Task to carry out ::
Give back the entire listing verbatim.

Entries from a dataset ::
★ ★ ★

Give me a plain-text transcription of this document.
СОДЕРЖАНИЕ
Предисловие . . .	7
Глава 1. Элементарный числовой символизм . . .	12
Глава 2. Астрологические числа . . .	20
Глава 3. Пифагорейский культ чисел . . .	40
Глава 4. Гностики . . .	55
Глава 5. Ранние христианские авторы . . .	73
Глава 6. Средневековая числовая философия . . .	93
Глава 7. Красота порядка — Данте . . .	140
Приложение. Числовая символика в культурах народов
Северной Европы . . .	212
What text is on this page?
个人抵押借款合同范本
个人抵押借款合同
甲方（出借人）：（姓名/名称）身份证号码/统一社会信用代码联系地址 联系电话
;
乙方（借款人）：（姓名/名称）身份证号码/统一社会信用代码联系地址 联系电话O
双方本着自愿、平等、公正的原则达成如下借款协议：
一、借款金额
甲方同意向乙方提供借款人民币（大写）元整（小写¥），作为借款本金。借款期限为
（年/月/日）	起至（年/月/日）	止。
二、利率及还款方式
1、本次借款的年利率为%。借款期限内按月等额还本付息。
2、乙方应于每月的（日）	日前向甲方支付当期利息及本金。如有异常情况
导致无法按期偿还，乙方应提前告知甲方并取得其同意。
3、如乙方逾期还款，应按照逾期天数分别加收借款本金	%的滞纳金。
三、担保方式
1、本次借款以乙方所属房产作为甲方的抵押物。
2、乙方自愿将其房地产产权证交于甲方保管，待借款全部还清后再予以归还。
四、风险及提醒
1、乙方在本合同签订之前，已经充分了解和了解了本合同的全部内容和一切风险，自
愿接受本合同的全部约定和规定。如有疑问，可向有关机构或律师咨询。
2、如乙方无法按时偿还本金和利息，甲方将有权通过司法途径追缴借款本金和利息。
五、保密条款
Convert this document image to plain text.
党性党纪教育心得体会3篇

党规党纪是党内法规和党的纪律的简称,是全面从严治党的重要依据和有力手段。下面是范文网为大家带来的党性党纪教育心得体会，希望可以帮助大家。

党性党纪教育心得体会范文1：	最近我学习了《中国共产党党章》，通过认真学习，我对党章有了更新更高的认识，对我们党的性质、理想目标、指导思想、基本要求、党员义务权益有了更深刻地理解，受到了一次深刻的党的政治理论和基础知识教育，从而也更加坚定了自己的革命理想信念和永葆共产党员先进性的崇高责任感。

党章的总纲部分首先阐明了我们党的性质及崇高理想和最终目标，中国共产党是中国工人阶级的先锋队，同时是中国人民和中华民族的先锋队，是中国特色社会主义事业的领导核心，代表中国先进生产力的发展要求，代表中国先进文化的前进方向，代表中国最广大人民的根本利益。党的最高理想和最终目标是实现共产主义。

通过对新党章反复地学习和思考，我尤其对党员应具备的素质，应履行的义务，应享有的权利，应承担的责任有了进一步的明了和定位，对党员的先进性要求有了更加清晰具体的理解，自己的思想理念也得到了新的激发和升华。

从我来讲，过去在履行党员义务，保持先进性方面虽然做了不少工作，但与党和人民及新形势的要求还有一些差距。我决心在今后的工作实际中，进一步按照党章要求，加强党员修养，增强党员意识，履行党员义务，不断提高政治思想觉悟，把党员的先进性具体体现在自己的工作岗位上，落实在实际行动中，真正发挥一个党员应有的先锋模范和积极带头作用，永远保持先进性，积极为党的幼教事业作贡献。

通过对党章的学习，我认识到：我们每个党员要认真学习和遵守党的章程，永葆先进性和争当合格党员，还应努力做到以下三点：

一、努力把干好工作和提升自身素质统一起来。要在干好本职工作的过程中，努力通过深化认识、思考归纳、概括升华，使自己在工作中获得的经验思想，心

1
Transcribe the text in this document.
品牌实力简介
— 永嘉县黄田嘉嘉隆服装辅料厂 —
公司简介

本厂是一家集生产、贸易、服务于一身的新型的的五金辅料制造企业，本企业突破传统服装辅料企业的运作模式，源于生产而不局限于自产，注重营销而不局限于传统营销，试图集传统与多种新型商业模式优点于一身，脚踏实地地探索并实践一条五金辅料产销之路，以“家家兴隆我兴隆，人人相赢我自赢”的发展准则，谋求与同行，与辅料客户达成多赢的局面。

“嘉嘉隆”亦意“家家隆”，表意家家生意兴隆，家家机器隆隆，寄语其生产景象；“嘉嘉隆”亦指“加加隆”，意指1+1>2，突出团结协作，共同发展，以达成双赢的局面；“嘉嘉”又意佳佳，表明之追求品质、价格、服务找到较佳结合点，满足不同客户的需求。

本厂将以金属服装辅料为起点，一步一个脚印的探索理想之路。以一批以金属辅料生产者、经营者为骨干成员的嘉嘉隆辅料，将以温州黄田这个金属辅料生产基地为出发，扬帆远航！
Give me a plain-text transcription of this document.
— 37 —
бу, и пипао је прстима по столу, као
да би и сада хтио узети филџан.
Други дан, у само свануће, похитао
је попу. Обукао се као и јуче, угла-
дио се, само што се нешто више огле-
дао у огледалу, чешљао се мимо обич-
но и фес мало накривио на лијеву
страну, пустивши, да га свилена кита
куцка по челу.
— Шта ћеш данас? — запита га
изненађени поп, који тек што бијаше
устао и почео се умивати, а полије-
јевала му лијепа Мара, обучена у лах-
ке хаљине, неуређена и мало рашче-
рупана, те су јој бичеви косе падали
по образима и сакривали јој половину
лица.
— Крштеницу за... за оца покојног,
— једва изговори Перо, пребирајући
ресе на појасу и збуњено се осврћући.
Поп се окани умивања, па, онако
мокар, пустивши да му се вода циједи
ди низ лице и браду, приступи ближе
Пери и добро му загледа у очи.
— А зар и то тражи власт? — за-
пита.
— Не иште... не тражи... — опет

★ ★ ★

Output of the exercise ::
Give me a plain-text transcription of this document.
СОДЕРЖАНИЕ
Предисловие . . .	7
Глава 1. Элементарный числовой символизм . . .	12
Глава 2. Астрологические числа . . .	20
Глава 3. Пифагорейский культ чисел . . .	40
Глава 4. Гностики . . .	55
Глава 5. Ранние христианские авторы . . .	73
Глава 6. Средневековая числовая философия . . .	93
Глава 7. Красота порядка — Данте . . .	140
Приложение. Числовая символика в культурах народов
Северной Европы . . .	212
What text is on this page?
个人抵押借款合同范本
个人抵押借款合同
甲方（出借人）：（姓名/名称）身份证号码/统一社会信用代码联系地址 联系电话
;
乙方（借款人）：（姓名/名称）身份证号码/统一社会信用代码联系地址 联系电话O
双方本着自愿、平等、公正的原则达成如下借款协议：
一、借款金额
甲方同意向乙方提供借款人民币（大写）元整（小写¥），作为借款本金。借款期限为
（年/月/日）	起至（年/月/日）	止。
二、利率及还款方式
1、本次借款的年利率为%。借款期限内按月等额还本付息。
2、乙方应于每月的（日）	日前向甲方支付当期利息及本金。如有异常情况
导致无法按期偿还，乙方应提前告知甲方并取得其同意。
3、如乙方逾期还款，应按照逾期天数分别加收借款本金	%的滞纳金。
三、担保方式
1、本次借款以乙方所属房产作为甲方的抵押物。
2、乙方自愿将其房地产产权证交于甲方保管，待借款全部还清后再予以归还。
四、风险及提醒
1、乙方在本合同签订之前，已经充分了解和了解了本合同的全部内容和一切风险，自
愿接受本合同的全部约定和规定。如有疑问，可向有关机构或律师咨询。
2、如乙方无法按时偿还本金和利息，甲方将有权通过司法途径追缴借款本金和利息。
五、保密条款
Convert this document image to plain text.
党性党纪教育心得体会3篇

党规党纪是党内法规和党的纪律的简称,是全面从严治党的重要依据和有力手段。下面是范文网为大家带来的党性党纪教育心得体会，希望可以帮助大家。

党性党纪教育心得体会范文1：	最近我学习了《中国共产党党章》，通过认真学习，我对党章有了更新更高的认识，对我们党的性质、理想目标、指导思想、基本要求、党员义务权益有了更深刻地理解，受到了一次深刻的党的政治理论和基础知识教育，从而也更加坚定了自己的革命理想信念和永葆共产党员先进性的崇高责任感。

党章的总纲部分首先阐明了我们党的性质及崇高理想和最终目标，中国共产党是中国工人阶级的先锋队，同时是中国人民和中华民族的先锋队，是中国特色社会主义事业的领导核心，代表中国先进生产力的发展要求，代表中国先进文化的前进方向，代表中国最广大人民的根本利益。党的最高理想和最终目标是实现共产主义。

通过对新党章反复地学习和思考，我尤其对党员应具备的素质，应履行的义务，应享有的权利，应承担的责任有了进一步的明了和定位，对党员的先进性要求有了更加清晰具体的理解，自己的思想理念也得到了新的激发和升华。

从我来讲，过去在履行党员义务，保持先进性方面虽然做了不少工作，但与党和人民及新形势的要求还有一些差距。我决心在今后的工作实际中，进一步按照党章要求，加强党员修养，增强党员意识，履行党员义务，不断提高政治思想觉悟，把党员的先进性具体体现在自己的工作岗位上，落实在实际行动中，真正发挥一个党员应有的先锋模范和积极带头作用，永远保持先进性，积极为党的幼教事业作贡献。

通过对党章的学习，我认识到：我们每个党员要认真学习和遵守党的章程，永葆先进性和争当合格党员，还应努力做到以下三点：

一、努力把干好工作和提升自身素质统一起来。要在干好本职工作的过程中，努力通过深化认识、思考归纳、概括升华，使自己在工作中获得的经验思想，心

1
Transcribe the text in this document.
品牌实力简介
— 永嘉县黄田嘉嘉隆服装辅料厂 —
公司简介

本厂是一家集生产、贸易、服务于一身的新型的的五金辅料制造企业，本企业突破传统服装辅料企业的运作模式，源于生产而不局限于自产，注重营销而不局限于传统营销，试图集传统与多种新型商业模式优点于一身，脚踏实地地探索并实践一条五金辅料产销之路，以“家家兴隆我兴隆，人人相赢我自赢”的发展准则，谋求与同行，与辅料客户达成多赢的局面。

“嘉嘉隆”亦意“家家隆”，表意家家生意兴隆，家家机器隆隆，寄语其生产景象；“嘉嘉隆”亦指“加加隆”，意指1+1>2，突出团结协作，共同发展，以达成双赢的局面；“嘉嘉”又意佳佳，表明之追求品质、价格、服务找到较佳结合点，满足不同客户的需求。

本厂将以金属服装辅料为起点，一步一个脚印的探索理想之路。以一批以金属辅料生产者、经营者为骨干成员的嘉嘉隆辅料，将以温州黄田这个金属辅料生产基地为出发，扬帆远航！
Give me a plain-text transcription of this document.
— 37 —
бу, и пипао је прстима по столу, као
да би и сада хтио узети филџан.
Други дан, у само свануће, похитао
је попу. Обукао се као и јуче, угла-
дио се, само што се нешто више огле-
дао у огледалу, чешљао се мимо обич-
но и фес мало накривио на лијеву
страну, пустивши, да га свилена кита
куцка по челу.
— Шта ћеш данас? — запита га
изненађени поп, који тек што бијаше
устао и почео се умивати, а полије-
јевала му лијепа Мара, обучена у лах-
ке хаљине, неуређена и мало рашче-
рупана, те су јој бичеви косе падали
по образима и сакривали јој половину
лица.
— Крштеницу за... за оца покојног,
— једва изговори Перо, пребирајући
ресе на појасу и збуњено се осврћући.
Поп се окани умивања, па, онако
мокар, пустивши да му се вода циједи
ди низ лице и браду, приступи ближе
Пери и добро му загледа у очи.
— А зар и то тражи власт? — за-
пита.
— Не иште... не тражи... — опет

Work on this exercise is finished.